• **Your instructions**:
Find the string "flows" in the entries and copy each line that has it.

### Extracted material

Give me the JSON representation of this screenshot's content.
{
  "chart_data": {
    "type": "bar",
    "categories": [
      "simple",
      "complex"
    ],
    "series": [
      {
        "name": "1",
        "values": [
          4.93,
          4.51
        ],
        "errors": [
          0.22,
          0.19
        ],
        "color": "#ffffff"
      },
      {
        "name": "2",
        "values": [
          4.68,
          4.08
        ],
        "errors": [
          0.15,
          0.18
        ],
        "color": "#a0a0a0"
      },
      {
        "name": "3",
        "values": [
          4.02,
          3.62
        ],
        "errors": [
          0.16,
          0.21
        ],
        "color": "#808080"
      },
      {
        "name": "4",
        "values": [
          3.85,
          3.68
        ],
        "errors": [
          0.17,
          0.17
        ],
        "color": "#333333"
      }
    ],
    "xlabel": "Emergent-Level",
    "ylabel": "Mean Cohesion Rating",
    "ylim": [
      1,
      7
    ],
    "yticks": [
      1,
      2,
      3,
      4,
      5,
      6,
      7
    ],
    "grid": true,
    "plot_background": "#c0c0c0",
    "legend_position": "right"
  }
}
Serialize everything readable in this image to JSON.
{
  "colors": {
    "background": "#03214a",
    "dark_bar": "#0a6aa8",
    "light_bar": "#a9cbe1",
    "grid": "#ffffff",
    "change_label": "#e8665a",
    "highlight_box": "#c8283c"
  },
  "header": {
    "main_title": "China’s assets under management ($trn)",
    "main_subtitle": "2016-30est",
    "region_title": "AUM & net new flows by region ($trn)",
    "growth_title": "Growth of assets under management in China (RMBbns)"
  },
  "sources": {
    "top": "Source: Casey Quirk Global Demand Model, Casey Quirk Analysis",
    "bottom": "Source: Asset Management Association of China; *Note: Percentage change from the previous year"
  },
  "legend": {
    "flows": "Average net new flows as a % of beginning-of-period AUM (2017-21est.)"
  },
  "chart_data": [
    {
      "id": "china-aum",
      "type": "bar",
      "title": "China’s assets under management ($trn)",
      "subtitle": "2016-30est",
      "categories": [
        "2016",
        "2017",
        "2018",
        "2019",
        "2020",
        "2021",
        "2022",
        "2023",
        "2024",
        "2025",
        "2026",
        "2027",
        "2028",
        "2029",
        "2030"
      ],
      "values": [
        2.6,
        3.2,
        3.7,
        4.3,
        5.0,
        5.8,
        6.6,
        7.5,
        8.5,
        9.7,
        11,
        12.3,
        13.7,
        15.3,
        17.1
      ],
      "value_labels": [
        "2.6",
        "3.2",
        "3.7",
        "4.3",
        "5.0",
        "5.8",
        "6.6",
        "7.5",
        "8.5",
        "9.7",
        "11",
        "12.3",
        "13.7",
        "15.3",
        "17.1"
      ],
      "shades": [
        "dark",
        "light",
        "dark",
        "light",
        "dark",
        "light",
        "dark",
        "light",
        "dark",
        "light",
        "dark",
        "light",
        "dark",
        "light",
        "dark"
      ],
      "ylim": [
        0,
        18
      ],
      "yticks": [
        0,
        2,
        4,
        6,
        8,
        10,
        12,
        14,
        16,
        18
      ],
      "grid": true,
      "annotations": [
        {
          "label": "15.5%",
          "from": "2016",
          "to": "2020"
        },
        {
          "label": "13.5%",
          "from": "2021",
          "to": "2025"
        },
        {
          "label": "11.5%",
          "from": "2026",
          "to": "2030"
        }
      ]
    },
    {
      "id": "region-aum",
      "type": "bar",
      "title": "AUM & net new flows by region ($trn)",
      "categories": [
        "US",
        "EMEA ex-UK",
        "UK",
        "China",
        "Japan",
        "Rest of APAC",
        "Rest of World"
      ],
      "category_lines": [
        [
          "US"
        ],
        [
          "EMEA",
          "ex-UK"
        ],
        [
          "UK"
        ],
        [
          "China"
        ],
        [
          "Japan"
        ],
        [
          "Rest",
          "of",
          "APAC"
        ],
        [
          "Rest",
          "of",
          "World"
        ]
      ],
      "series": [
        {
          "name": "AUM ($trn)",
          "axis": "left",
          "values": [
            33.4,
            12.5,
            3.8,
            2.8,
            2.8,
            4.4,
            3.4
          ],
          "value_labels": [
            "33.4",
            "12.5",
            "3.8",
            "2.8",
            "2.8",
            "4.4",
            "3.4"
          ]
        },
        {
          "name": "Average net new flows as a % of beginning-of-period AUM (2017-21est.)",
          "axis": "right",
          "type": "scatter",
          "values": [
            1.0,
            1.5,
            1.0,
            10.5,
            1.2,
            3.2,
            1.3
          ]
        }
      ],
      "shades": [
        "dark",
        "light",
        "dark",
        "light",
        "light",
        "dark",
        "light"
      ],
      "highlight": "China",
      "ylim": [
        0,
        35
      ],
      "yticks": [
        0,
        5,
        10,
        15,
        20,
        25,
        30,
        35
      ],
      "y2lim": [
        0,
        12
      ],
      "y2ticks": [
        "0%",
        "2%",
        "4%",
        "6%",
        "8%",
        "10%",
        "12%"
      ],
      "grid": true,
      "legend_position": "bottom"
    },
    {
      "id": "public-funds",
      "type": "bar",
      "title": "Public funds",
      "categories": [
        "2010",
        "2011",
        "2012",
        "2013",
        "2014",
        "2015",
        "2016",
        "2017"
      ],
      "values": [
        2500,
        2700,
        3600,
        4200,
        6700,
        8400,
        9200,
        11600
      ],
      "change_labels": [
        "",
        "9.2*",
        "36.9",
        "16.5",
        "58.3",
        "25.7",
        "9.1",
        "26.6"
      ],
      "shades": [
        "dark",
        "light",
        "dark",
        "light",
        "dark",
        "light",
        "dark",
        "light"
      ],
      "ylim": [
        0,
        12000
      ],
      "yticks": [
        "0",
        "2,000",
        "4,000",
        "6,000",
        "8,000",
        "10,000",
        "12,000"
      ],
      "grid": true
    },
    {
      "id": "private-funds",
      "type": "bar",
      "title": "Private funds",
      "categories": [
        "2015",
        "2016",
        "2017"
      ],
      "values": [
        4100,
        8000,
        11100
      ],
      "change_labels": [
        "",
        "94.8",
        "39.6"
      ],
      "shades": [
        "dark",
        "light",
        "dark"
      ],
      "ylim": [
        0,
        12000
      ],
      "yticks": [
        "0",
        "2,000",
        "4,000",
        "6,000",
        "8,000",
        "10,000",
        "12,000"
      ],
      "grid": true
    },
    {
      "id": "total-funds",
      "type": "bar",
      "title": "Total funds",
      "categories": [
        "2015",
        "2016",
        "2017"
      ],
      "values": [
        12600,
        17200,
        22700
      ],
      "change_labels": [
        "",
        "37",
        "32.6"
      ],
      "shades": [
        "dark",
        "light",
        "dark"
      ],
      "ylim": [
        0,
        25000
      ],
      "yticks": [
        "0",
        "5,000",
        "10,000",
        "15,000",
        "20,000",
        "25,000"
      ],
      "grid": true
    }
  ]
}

######

• **Finished task**:
    "region_title": "AUM & net new flows by region ($trn)",
    "flows": "Average net new flows as a % of beginning-of-period AUM (2017-21est.)"
      "title": "AUM & net new flows by region ($trn)",
          "name": "Average net new flows as a % of beginning-of-period AUM (2017-21est.)",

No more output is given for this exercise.